Do this:
Tally every line featuring "Ordered", then give that tally alone.

Records shown:
________
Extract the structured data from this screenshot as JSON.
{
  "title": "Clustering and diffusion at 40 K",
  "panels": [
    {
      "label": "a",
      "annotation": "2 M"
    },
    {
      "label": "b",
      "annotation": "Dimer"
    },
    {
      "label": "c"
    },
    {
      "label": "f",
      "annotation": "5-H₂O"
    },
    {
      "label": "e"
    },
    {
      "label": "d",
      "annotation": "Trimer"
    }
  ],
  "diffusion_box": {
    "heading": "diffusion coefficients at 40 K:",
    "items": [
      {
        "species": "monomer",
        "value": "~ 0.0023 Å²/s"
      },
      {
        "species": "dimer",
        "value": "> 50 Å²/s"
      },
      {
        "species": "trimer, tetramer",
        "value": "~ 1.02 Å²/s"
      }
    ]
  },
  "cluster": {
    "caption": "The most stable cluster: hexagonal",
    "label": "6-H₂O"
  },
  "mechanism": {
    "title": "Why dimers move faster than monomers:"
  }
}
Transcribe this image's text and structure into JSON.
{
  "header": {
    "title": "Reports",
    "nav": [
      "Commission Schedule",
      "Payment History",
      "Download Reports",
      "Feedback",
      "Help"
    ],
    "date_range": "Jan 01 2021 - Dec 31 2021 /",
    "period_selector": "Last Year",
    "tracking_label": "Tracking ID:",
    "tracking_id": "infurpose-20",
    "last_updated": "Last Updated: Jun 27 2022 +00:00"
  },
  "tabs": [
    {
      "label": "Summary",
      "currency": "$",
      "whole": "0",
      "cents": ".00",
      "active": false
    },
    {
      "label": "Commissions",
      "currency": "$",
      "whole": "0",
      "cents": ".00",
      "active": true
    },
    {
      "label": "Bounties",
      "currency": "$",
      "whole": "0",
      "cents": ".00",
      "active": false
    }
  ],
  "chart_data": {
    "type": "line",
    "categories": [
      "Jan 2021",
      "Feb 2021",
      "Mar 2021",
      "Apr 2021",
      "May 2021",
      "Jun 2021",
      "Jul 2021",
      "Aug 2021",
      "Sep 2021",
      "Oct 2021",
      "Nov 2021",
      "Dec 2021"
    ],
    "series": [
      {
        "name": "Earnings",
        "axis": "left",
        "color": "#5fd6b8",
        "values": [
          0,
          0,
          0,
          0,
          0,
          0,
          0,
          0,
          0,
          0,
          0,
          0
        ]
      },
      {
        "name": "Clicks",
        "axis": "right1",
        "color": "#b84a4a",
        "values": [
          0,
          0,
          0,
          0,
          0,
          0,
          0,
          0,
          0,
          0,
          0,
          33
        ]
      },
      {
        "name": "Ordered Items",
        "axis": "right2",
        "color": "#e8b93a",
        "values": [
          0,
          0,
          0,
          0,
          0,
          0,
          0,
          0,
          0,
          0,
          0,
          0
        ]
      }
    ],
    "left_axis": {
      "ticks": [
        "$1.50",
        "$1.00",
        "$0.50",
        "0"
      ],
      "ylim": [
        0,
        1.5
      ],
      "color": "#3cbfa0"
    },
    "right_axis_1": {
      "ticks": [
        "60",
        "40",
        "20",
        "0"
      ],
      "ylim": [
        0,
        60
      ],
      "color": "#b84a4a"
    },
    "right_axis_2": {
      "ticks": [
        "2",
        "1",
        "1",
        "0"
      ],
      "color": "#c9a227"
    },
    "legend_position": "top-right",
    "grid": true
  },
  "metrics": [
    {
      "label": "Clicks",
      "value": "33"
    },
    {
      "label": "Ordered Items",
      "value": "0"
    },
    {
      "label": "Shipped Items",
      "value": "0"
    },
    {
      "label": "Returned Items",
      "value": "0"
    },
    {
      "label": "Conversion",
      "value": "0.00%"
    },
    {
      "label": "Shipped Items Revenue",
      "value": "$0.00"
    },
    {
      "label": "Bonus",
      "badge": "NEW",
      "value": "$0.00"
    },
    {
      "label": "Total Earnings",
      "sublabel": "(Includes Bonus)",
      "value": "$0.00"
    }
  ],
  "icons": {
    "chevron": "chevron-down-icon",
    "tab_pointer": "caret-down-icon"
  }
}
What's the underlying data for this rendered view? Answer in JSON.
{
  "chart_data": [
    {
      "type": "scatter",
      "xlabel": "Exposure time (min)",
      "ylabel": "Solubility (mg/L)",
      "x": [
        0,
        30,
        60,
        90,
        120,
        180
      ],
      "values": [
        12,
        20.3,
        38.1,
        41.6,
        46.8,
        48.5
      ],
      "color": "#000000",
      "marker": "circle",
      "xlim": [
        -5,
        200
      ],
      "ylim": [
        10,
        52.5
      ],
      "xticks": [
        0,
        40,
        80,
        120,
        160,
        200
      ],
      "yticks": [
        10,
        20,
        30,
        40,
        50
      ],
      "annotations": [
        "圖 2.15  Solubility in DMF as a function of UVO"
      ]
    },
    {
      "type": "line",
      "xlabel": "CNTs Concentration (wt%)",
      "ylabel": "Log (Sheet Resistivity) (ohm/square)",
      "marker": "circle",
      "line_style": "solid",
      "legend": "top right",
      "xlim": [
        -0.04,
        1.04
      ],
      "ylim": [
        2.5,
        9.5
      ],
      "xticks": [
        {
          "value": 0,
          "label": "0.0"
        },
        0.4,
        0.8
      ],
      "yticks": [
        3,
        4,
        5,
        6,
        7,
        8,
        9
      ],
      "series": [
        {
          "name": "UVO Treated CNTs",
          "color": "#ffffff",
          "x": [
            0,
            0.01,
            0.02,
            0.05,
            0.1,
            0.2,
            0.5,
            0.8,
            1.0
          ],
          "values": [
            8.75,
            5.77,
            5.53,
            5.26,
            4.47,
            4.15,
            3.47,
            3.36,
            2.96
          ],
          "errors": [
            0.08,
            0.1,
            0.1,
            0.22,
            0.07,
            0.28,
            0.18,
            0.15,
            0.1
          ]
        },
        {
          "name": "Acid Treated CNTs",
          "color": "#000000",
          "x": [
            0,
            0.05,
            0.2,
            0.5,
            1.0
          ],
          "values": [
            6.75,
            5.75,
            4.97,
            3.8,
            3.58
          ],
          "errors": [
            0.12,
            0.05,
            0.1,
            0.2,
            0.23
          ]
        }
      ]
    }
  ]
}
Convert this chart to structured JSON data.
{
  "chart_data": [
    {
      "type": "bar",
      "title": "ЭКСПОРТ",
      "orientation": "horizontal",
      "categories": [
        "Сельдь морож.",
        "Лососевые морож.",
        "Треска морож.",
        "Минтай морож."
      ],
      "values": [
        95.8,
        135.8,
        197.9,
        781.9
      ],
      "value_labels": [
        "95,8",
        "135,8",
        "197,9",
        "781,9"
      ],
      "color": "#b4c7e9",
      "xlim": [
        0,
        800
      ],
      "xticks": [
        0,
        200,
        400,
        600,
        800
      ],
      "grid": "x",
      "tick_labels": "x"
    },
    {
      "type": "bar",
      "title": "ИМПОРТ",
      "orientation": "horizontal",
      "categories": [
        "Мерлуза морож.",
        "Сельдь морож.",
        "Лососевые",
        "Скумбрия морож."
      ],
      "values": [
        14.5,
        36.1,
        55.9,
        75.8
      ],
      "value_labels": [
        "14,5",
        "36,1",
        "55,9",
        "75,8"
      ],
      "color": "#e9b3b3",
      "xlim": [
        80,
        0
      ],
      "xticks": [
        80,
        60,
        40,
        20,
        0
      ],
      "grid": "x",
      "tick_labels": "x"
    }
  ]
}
________
Task answer:
2